Go through the listing below and list every line with "cells".

┌──

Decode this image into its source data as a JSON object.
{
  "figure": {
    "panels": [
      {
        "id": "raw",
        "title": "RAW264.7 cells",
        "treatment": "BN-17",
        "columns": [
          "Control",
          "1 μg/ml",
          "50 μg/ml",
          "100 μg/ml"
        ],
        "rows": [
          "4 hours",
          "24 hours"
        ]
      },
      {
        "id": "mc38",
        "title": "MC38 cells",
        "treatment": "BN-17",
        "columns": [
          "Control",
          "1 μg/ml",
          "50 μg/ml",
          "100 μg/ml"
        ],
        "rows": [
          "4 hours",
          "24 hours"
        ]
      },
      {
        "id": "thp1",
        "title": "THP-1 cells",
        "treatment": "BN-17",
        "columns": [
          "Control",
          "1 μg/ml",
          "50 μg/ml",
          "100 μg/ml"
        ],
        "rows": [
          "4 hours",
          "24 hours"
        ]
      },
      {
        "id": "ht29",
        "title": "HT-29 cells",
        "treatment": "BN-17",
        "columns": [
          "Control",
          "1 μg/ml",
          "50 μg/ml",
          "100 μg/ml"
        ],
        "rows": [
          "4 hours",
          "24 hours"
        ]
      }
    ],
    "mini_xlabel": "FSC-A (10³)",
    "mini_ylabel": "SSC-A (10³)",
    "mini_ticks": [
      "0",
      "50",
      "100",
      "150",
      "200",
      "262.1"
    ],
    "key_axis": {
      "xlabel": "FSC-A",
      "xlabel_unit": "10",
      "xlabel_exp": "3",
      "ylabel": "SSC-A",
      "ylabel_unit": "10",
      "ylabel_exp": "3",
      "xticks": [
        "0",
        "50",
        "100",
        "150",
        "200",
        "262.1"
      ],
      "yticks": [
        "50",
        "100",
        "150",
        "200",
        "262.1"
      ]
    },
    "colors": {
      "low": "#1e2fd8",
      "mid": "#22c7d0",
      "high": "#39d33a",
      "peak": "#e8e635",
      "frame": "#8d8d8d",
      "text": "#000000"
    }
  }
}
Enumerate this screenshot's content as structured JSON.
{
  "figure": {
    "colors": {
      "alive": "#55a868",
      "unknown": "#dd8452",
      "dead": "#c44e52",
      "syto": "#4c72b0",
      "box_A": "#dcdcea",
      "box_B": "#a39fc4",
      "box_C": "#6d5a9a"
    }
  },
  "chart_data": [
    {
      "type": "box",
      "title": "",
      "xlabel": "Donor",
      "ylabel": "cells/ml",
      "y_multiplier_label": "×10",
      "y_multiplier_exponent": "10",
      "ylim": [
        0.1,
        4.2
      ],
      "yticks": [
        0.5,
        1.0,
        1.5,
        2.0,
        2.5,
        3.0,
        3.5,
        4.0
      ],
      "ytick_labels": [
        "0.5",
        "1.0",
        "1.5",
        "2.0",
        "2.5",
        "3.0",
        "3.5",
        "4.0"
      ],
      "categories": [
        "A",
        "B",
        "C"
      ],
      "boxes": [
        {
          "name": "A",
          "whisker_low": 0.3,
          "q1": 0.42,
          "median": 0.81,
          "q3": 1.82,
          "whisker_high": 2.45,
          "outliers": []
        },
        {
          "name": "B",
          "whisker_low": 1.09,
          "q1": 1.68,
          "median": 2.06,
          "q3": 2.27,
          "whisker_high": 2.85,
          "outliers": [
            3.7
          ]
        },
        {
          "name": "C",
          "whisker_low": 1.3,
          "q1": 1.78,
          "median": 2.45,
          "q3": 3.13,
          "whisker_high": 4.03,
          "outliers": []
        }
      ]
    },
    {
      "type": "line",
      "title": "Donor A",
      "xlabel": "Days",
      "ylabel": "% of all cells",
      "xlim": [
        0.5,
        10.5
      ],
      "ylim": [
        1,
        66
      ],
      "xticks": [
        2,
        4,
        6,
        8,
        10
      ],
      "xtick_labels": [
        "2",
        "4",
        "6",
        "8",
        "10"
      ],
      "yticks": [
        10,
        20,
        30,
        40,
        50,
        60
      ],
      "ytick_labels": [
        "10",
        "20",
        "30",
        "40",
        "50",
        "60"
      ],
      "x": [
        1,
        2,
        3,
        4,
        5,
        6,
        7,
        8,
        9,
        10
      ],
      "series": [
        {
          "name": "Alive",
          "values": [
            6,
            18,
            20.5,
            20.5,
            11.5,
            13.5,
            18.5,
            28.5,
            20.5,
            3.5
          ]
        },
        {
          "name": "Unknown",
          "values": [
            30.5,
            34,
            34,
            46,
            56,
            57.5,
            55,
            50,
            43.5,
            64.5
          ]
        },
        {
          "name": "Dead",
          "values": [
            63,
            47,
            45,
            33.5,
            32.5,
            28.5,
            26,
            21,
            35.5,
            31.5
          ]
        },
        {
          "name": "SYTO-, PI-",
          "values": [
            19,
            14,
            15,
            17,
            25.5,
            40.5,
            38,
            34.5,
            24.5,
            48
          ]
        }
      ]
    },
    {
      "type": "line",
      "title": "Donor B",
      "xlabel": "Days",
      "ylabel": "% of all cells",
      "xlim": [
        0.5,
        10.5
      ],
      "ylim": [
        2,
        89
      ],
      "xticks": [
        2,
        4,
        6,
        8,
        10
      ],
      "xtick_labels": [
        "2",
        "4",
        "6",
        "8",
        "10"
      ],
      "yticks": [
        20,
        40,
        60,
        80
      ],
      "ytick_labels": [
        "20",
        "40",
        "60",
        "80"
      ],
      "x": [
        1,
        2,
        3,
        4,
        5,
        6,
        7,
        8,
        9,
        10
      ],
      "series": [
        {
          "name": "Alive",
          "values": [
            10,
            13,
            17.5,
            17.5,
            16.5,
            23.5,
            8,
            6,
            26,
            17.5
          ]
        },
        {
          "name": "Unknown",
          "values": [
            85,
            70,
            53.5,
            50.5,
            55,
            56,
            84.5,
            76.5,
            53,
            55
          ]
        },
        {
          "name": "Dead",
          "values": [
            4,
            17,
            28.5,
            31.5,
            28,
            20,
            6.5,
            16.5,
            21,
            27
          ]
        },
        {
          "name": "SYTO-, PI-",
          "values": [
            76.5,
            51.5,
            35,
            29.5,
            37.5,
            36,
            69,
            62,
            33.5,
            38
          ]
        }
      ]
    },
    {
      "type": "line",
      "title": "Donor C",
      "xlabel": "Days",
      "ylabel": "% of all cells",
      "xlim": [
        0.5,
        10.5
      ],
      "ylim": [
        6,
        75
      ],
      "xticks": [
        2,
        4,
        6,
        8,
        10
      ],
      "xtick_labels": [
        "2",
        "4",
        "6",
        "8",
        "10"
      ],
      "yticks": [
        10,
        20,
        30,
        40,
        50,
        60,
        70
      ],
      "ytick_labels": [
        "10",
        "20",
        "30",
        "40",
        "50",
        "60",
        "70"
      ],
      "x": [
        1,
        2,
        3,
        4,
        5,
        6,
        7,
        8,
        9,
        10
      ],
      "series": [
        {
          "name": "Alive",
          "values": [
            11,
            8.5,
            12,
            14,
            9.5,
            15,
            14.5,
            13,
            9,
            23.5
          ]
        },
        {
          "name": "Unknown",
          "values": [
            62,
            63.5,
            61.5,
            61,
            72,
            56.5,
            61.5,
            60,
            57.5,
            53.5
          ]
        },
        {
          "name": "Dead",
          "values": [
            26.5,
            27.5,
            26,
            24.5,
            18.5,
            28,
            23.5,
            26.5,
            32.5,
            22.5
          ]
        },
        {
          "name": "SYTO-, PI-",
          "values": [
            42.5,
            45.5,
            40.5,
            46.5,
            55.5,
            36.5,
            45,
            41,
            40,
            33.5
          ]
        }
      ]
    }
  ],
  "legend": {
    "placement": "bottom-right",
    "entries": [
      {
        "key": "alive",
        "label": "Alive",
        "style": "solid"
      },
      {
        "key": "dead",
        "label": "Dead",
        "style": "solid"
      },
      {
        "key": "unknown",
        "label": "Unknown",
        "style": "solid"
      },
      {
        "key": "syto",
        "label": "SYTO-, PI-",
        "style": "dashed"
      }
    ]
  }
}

└──

__Exercise result__.
        "title": "RAW264.7 cells",
        "title": "MC38 cells",
        "title": "THP-1 cells",
        "title": "HT-29 cells",
      "ylabel": "cells/ml",
      "ylabel": "% of all cells",
      "ylabel": "% of all cells",
      "ylabel": "% of all cells",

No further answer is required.